§ Data section
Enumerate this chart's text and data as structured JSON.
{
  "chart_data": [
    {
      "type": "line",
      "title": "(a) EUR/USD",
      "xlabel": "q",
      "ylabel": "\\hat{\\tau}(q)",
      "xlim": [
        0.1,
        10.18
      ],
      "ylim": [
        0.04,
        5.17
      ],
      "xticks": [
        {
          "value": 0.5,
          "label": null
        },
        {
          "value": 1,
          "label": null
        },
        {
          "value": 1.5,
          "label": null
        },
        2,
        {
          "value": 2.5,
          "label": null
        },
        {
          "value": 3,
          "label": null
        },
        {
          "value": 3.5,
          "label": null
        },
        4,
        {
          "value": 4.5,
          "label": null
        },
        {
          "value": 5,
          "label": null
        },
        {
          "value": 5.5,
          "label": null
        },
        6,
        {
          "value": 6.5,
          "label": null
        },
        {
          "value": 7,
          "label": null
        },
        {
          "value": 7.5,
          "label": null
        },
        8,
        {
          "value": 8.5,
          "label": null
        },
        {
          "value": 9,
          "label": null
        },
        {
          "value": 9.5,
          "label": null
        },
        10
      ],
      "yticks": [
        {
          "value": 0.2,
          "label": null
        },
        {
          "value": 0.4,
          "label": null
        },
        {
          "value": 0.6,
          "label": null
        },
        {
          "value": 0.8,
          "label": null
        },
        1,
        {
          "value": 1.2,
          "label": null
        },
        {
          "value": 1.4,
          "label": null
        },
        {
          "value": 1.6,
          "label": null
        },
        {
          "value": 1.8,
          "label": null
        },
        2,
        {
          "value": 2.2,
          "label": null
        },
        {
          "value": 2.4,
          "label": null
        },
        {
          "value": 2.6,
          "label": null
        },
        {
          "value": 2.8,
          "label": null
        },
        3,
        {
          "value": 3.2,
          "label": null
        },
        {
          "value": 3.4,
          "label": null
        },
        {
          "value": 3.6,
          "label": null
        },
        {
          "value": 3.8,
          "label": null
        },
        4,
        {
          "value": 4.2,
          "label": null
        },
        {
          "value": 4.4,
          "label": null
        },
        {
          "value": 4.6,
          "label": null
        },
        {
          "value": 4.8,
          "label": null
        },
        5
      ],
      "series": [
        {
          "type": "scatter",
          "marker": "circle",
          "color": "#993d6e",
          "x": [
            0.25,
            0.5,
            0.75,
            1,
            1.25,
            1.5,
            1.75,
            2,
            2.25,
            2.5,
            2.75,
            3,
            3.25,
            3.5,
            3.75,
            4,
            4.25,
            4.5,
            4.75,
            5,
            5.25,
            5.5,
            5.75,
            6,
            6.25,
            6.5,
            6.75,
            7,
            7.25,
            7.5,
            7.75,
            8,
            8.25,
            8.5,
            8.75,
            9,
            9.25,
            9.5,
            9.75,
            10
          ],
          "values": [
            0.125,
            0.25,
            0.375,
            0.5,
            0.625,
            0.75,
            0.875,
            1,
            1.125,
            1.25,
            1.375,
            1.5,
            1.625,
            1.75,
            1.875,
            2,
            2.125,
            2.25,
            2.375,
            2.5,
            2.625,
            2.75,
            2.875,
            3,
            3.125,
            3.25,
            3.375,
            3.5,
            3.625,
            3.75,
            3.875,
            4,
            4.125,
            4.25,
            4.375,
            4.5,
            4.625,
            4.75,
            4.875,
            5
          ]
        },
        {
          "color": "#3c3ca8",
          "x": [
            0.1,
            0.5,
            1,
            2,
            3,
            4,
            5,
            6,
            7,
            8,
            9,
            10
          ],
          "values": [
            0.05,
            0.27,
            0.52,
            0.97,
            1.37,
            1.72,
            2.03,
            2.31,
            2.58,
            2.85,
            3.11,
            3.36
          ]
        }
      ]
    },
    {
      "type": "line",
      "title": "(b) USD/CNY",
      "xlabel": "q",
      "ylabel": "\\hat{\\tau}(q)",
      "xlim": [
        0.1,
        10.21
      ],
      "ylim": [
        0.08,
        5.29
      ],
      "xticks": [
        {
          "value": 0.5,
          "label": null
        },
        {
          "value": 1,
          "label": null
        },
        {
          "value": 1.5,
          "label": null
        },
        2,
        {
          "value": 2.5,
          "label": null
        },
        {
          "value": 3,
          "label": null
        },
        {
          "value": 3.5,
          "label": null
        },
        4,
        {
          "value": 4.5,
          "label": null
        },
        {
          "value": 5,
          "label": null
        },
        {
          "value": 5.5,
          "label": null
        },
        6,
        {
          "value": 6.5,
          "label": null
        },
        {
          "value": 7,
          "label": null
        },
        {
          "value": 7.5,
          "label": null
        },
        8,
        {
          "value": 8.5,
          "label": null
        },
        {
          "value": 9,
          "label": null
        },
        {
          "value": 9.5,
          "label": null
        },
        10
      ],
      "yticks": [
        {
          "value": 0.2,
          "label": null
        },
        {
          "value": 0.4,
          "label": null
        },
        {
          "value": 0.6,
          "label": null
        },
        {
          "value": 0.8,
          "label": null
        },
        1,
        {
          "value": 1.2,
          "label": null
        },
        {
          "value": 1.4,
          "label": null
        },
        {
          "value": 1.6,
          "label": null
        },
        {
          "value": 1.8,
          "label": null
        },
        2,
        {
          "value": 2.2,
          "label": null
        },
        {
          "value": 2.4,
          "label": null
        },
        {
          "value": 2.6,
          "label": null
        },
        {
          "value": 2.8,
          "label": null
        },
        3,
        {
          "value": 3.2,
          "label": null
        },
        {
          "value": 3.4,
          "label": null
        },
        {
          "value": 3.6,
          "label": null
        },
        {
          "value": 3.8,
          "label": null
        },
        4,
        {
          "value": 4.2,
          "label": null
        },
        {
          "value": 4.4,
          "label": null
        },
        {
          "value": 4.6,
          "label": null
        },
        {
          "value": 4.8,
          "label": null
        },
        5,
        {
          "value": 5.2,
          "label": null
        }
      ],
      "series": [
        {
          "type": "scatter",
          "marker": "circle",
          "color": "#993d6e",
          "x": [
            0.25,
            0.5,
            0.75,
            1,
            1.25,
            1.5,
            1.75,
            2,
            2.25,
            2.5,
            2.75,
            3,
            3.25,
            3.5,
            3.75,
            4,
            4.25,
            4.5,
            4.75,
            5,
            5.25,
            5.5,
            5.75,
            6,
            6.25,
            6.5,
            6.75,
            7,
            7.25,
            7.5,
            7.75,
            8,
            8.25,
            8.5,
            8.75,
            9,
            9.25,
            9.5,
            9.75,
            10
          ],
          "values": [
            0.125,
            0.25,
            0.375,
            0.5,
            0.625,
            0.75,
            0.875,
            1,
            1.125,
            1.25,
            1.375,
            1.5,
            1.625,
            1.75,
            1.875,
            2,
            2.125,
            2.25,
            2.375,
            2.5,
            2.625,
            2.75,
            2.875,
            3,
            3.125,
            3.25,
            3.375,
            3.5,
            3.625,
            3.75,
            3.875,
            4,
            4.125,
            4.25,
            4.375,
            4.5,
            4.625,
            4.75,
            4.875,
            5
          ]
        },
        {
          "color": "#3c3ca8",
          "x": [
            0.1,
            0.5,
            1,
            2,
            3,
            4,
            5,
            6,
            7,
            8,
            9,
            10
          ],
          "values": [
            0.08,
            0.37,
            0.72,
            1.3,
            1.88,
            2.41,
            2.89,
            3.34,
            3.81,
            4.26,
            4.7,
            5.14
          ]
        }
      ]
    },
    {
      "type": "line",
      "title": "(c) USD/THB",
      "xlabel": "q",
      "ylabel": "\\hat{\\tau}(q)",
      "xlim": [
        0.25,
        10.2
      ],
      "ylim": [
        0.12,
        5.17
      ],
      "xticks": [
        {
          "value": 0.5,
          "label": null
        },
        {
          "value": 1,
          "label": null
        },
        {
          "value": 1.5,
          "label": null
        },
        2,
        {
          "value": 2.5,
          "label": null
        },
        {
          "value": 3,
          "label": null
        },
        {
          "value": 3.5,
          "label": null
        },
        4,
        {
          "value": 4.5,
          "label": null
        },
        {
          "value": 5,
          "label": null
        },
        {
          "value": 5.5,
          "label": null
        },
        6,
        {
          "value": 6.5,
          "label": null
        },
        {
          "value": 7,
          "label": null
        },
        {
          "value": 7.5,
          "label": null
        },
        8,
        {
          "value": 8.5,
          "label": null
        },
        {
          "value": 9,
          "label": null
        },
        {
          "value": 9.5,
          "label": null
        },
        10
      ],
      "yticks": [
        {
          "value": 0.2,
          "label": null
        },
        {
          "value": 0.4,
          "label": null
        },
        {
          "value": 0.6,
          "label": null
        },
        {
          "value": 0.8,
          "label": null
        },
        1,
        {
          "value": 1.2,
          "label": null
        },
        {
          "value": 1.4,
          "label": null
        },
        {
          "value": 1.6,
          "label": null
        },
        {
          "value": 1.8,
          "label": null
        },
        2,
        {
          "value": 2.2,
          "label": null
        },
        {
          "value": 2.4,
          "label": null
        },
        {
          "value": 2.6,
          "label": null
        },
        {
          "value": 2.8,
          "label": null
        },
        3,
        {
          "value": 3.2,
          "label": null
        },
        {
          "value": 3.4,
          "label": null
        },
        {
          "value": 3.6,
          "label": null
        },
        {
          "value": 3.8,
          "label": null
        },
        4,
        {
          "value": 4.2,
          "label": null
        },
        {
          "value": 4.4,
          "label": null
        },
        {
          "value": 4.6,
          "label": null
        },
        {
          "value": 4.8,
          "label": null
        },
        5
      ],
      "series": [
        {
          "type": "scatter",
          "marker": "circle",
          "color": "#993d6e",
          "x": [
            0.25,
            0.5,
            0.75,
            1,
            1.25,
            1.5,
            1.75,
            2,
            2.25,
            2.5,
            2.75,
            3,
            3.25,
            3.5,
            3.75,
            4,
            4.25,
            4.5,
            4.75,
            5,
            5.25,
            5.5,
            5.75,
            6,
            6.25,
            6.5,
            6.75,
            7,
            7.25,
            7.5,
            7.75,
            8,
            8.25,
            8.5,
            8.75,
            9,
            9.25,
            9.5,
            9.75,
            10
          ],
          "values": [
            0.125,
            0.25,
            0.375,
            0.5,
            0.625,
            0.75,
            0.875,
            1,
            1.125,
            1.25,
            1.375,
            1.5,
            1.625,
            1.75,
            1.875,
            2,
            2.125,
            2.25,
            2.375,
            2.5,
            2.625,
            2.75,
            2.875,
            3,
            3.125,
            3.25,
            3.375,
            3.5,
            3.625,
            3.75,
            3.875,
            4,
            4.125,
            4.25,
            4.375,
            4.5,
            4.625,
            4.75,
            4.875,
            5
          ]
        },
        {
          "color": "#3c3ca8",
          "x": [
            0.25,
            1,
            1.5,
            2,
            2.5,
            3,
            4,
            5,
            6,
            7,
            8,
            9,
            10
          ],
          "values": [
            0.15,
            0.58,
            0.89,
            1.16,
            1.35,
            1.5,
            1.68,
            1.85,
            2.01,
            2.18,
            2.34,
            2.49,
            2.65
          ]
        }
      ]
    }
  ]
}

§ Short task
Extract all lines that hold the word "title".

§ Written reply
      "title": "(a) EUR/USD",
      "title": "(b) USD/CNY",
      "title": "(c) USD/THB",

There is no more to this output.